§ **WORK INSTRUCTIONS**
Records follow. Select each line holding "זאבי".
************
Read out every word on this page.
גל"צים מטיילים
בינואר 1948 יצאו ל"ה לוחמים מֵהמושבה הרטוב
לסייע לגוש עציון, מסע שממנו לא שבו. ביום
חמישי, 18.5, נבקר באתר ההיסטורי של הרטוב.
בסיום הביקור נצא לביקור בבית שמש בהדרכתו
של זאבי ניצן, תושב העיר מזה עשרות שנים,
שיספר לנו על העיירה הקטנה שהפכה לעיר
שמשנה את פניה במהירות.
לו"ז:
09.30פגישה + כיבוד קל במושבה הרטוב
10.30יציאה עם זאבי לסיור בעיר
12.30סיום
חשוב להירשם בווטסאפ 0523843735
************
§ **WRITTEN REPLY**
של זאבי ניצן, תושב העיר מזה עשרות שנים,
10.30יציאה עם זאבי לסיור בעיר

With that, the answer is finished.